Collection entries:
▽
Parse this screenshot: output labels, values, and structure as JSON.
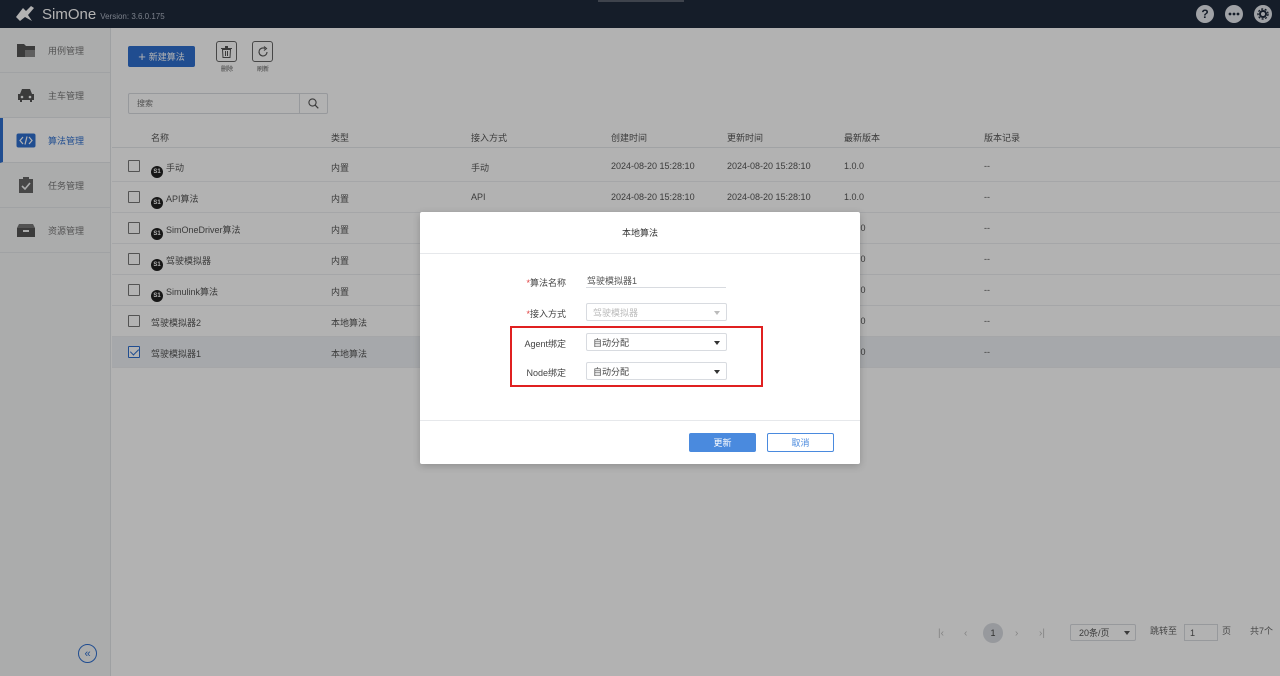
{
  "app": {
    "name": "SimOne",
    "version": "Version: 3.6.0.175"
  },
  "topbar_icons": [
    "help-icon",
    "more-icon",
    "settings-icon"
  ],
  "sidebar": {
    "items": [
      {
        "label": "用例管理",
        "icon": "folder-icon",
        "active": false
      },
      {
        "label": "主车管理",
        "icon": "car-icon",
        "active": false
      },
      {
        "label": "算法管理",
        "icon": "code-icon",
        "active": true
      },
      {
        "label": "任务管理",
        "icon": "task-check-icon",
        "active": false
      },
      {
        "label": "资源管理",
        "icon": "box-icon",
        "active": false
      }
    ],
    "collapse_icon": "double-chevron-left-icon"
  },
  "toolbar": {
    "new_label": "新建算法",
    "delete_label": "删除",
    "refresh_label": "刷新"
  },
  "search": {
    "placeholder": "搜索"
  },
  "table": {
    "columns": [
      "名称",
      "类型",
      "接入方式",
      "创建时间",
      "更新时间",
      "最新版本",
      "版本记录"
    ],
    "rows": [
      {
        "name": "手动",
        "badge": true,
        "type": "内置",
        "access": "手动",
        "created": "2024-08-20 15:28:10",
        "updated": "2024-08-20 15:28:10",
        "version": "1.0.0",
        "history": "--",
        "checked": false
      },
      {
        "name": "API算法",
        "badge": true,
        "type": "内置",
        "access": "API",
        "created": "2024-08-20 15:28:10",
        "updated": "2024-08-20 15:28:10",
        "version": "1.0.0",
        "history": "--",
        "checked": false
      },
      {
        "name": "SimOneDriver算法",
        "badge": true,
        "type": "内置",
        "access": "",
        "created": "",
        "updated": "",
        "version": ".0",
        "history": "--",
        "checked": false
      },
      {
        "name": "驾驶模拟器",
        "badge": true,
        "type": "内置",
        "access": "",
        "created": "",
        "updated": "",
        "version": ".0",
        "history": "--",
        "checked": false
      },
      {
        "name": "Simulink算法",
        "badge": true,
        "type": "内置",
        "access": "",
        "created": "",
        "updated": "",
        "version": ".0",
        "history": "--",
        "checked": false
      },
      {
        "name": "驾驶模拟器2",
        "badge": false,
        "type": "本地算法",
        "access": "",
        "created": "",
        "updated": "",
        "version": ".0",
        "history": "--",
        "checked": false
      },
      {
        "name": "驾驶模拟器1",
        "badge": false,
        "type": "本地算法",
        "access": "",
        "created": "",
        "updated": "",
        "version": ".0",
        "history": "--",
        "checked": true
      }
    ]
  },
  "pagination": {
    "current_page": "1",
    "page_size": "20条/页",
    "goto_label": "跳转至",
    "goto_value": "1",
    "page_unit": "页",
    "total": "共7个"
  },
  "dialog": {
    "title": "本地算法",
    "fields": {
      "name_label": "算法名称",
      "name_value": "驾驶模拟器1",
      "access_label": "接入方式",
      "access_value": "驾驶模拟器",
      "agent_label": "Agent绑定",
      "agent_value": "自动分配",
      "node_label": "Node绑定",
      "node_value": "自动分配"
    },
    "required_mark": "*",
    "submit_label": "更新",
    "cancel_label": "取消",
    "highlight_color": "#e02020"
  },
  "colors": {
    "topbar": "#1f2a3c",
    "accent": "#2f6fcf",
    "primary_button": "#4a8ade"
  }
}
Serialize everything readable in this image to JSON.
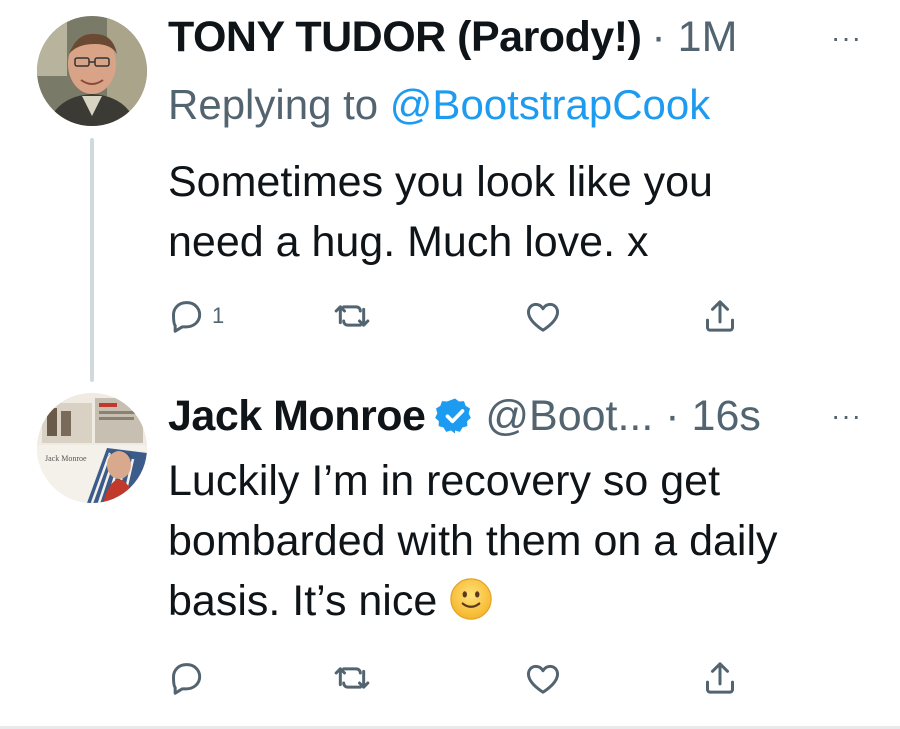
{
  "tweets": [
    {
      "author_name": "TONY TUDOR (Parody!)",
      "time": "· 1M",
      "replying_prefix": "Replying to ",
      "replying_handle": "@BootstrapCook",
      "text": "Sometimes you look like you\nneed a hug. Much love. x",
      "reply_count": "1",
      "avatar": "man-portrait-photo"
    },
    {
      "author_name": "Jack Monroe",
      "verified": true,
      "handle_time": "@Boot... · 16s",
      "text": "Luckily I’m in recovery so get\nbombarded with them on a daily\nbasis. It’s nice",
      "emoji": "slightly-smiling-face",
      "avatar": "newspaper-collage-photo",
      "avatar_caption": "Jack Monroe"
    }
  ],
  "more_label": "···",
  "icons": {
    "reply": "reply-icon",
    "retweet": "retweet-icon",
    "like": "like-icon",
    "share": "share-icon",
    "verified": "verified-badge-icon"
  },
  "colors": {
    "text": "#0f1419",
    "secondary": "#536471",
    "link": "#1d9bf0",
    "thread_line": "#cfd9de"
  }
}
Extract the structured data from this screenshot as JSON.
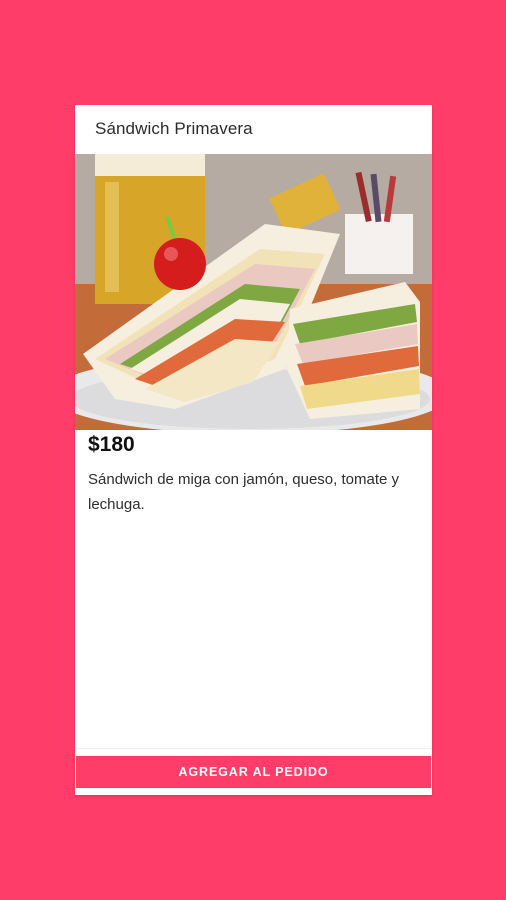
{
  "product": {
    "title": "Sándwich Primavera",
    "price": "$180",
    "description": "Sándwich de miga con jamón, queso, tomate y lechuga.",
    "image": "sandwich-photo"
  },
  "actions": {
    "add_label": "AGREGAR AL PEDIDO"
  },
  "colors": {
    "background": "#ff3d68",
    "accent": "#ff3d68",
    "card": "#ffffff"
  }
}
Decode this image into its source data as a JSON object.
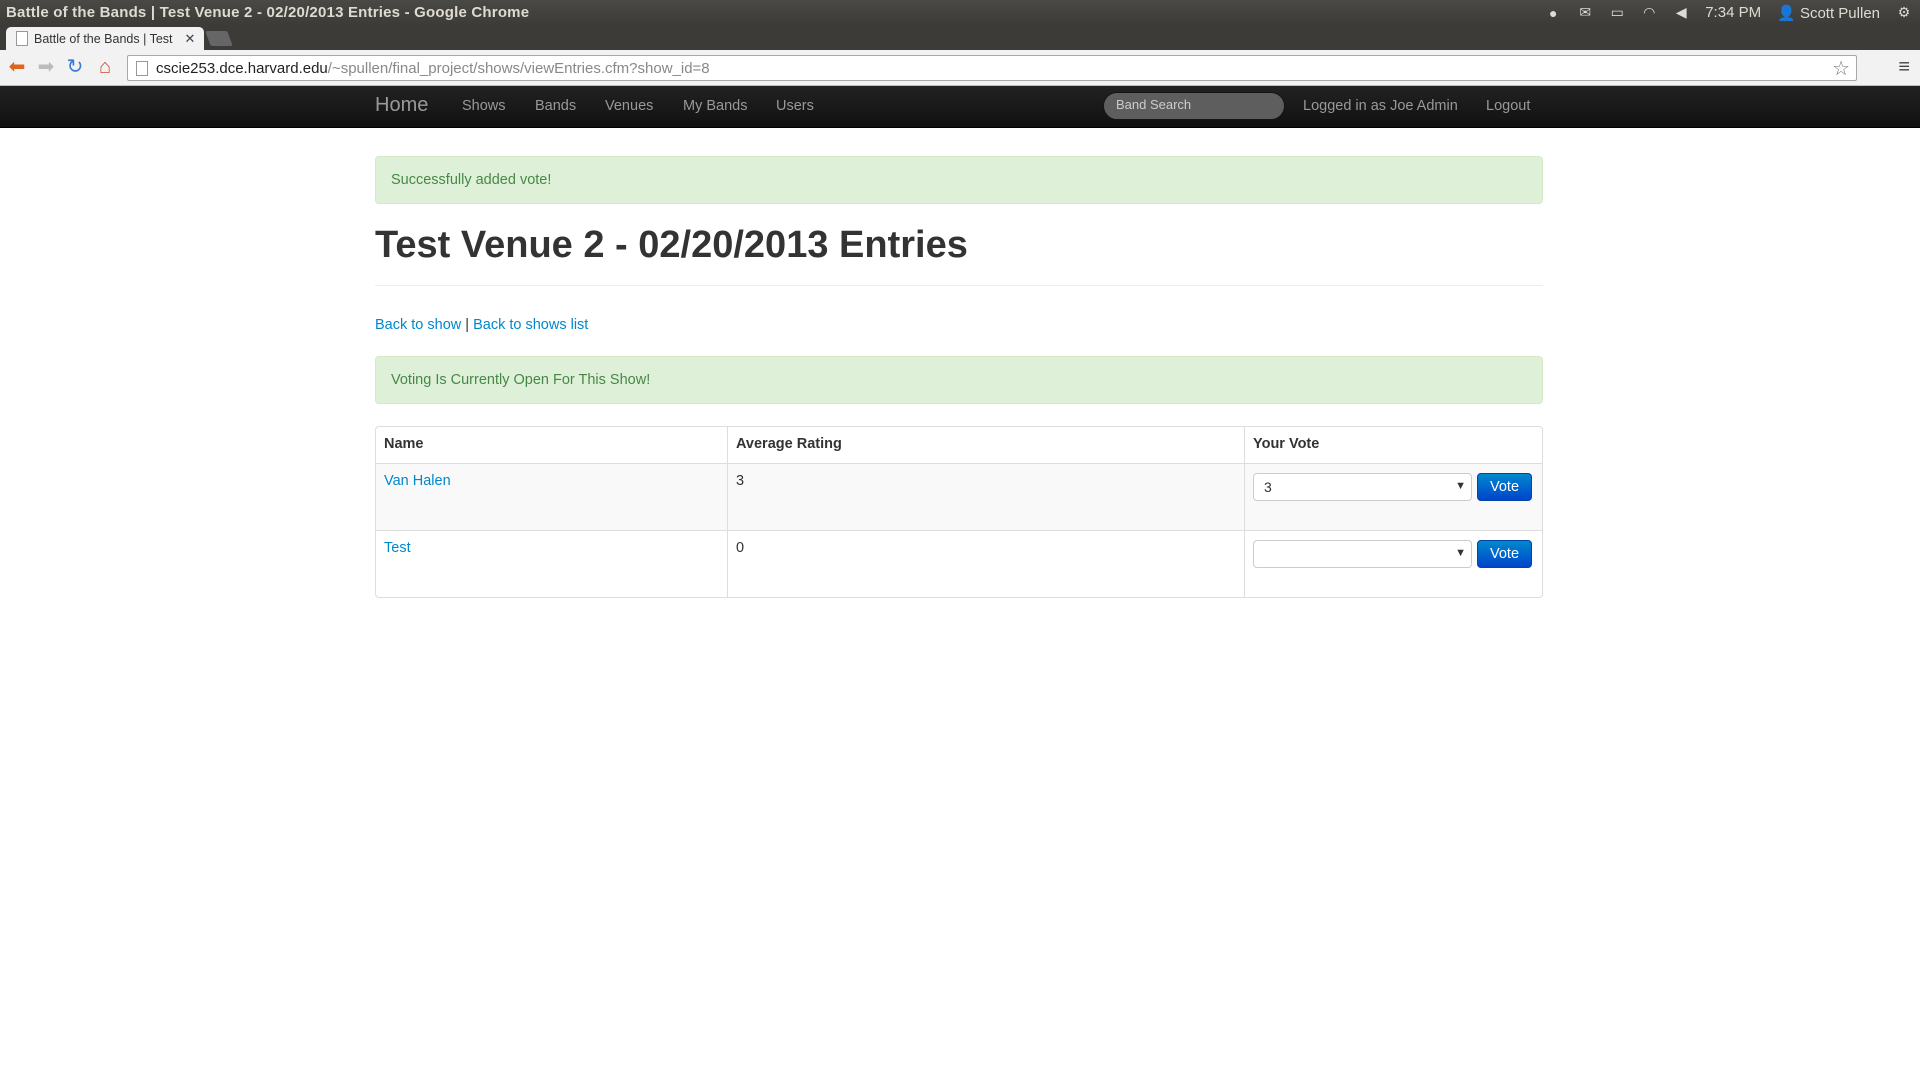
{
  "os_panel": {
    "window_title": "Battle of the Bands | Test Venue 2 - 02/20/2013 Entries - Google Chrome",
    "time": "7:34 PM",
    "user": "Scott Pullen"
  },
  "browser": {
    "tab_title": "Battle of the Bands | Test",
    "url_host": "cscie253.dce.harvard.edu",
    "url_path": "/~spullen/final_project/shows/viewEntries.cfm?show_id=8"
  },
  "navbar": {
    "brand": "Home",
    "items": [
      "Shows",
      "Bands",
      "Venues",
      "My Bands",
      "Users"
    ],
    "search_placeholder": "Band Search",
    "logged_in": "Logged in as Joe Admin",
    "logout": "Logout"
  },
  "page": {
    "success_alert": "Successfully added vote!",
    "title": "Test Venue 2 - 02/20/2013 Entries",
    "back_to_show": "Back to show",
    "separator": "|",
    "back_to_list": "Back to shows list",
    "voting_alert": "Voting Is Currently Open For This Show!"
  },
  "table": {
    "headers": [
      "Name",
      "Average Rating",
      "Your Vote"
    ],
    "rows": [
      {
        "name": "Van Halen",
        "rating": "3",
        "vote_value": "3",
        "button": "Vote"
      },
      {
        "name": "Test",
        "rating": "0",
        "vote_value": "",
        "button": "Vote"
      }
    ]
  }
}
△
• Given exercise: Your copy should match the records word for word, with the pictures removed.

• Exercise answer:
Parse this screenshot: output labels, values, and structure as JSON.
{
  "app": {
    "name": "SimOne",
    "version": "Version: 3.6.0.175"
  },
  "topbar_icons": [
    "help-icon",
    "more-icon",
    "settings-icon"
  ],
  "sidebar": {
    "items": [
      {
        "label": "用例管理",
        "icon": "folder-icon",
        "active": false
      },
      {
        "label": "主车管理",
        "icon": "car-icon",
        "active": false
      },
      {
        "label": "算法管理",
        "icon": "code-icon",
        "active": true
      },
      {
        "label": "任务管理",
        "icon": "task-check-icon",
        "active": false
      },
      {
        "label": "资源管理",
        "icon": "box-icon",
        "active": false
      }
    ],
    "collapse_icon": "double-chevron-left-icon"
  },
  "toolbar": {
    "new_label": "新建算法",
    "delete_label": "删除",
    "refresh_label": "刷新"
  },
  "search": {
    "placeholder": "搜索"
  },
  "table": {
    "columns": [
      "名称",
      "类型",
      "接入方式",
      "创建时间",
      "更新时间",
      "最新版本",
      "版本记录"
    ],
    "rows": [
      {
        "name": "手动",
        "badge": true,
        "type": "内置",
        "access": "手动",
        "created": "2024-08-20 15:28:10",
        "updated": "2024-08-20 15:28:10",
        "version": "1.0.0",
        "history": "--",
        "checked": false
      },
      {
        "name": "API算法",
        "badge": true,
        "type": "内置",
        "access": "API",
        "created": "2024-08-20 15:28:10",
        "updated": "2024-08-20 15:28:10",
        "version": "1.0.0",
        "history": "--",
        "checked": false
      },
      {
        "name": "SimOneDriver算法",
        "badge": true,
        "type": "内置",
        "access": "",
        "created": "",
        "updated": "",
        "version": ".0",
        "history": "--",
        "checked": false
      },
      {
        "name": "驾驶模拟器",
        "badge": true,
        "type": "内置",
        "access": "",
        "created": "",
        "updated": "",
        "version": ".0",
        "history": "--",
        "checked": false
      },
      {
        "name": "Simulink算法",
        "badge": true,
        "type": "内置",
        "access": "",
        "created": "",
        "updated": "",
        "version": ".0",
        "history": "--",
        "checked": false
      },
      {
        "name": "驾驶模拟器2",
        "badge": false,
        "type": "本地算法",
        "access": "",
        "created": "",
        "updated": "",
        "version": ".0",
        "history": "--",
        "checked": false
      },
      {
        "name": "驾驶模拟器1",
        "badge": false,
        "type": "本地算法",
        "access": "",
        "created": "",
        "updated": "",
        "version": ".0",
        "history": "--",
        "checked": true
      }
    ]
  },
  "pagination": {
    "current_page": "1",
    "page_size": "20条/页",
    "goto_label": "跳转至",
    "goto_value": "1",
    "page_unit": "页",
    "total": "共7个"
  },
  "dialog": {
    "title": "本地算法",
    "fields": {
      "name_label": "算法名称",
      "name_value": "驾驶模拟器1",
      "access_label": "接入方式",
      "access_value": "驾驶模拟器",
      "agent_label": "Agent绑定",
      "agent_value": "自动分配",
      "node_label": "Node绑定",
      "node_value": "自动分配"
    },
    "required_mark": "*",
    "submit_label": "更新",
    "cancel_label": "取消",
    "highlight_color": "#e02020"
  },
  "colors": {
    "topbar": "#1f2a3c",
    "accent": "#2f6fcf",
    "primary_button": "#4a8ade"
  }
}
Serialize everything readable in this image to JSON.
{
  "tweets": [
    {
      "author_name": "TONY TUDOR (Parody!)",
      "time": "· 1M",
      "replying_prefix": "Replying to ",
      "replying_handle": "@BootstrapCook",
      "text": "Sometimes you look like you\nneed a hug. Much love. x",
      "reply_count": "1",
      "avatar": "man-portrait-photo"
    },
    {
      "author_name": "Jack Monroe",
      "verified": true,
      "handle_time": "@Boot... · 16s",
      "text": "Luckily I’m in recovery so get\nbombarded with them on a daily\nbasis. It’s nice",
      "emoji": "slightly-smiling-face",
      "avatar": "newspaper-collage-photo",
      "avatar_caption": "Jack Monroe"
    }
  ],
  "more_label": "···",
  "icons": {
    "reply": "reply-icon",
    "retweet": "retweet-icon",
    "like": "like-icon",
    "share": "share-icon",
    "verified": "verified-badge-icon"
  },
  "colors": {
    "text": "#0f1419",
    "secondary": "#536471",
    "link": "#1d9bf0",
    "thread_line": "#cfd9de"
  }
}
Extract the structured data from this screenshot as JSON.
{
  "product": {
    "title": "Sándwich Primavera",
    "price": "$180",
    "description": "Sándwich de miga con jamón, queso, tomate y lechuga.",
    "image": "sandwich-photo"
  },
  "actions": {
    "add_label": "AGREGAR AL PEDIDO"
  },
  "colors": {
    "background": "#ff3d68",
    "accent": "#ff3d68",
    "card": "#ffffff"
  }
}
Decode this image into its source data as a JSON object.
{
  "os_panel": {
    "window_title": "Battle of the Bands | Test Venue 2 - 02/20/2013 Entries - Google Chrome",
    "time": "7:34 PM",
    "user": "Scott Pullen"
  },
  "browser": {
    "tab_title": "Battle of the Bands | Test",
    "url_host": "cscie253.dce.harvard.edu",
    "url_path": "/~spullen/final_project/shows/viewEntries.cfm?show_id=8"
  },
  "navbar": {
    "brand": "Home",
    "items": [
      "Shows",
      "Bands",
      "Venues",
      "My Bands",
      "Users"
    ],
    "search_placeholder": "Band Search",
    "logged_in": "Logged in as Joe Admin",
    "logout": "Logout"
  },
  "page": {
    "success_alert": "Successfully added vote!",
    "title": "Test Venue 2 - 02/20/2013 Entries",
    "back_to_show": "Back to show",
    "separator": "|",
    "back_to_list": "Back to shows list",
    "voting_alert": "Voting Is Currently Open For This Show!"
  },
  "table": {
    "headers": [
      "Name",
      "Average Rating",
      "Your Vote"
    ],
    "rows": [
      {
        "name": "Van Halen",
        "rating": "3",
        "vote_value": "3",
        "button": "Vote"
      },
      {
        "name": "Test",
        "rating": "0",
        "vote_value": "",
        "button": "Vote"
      }
    ]
  }
}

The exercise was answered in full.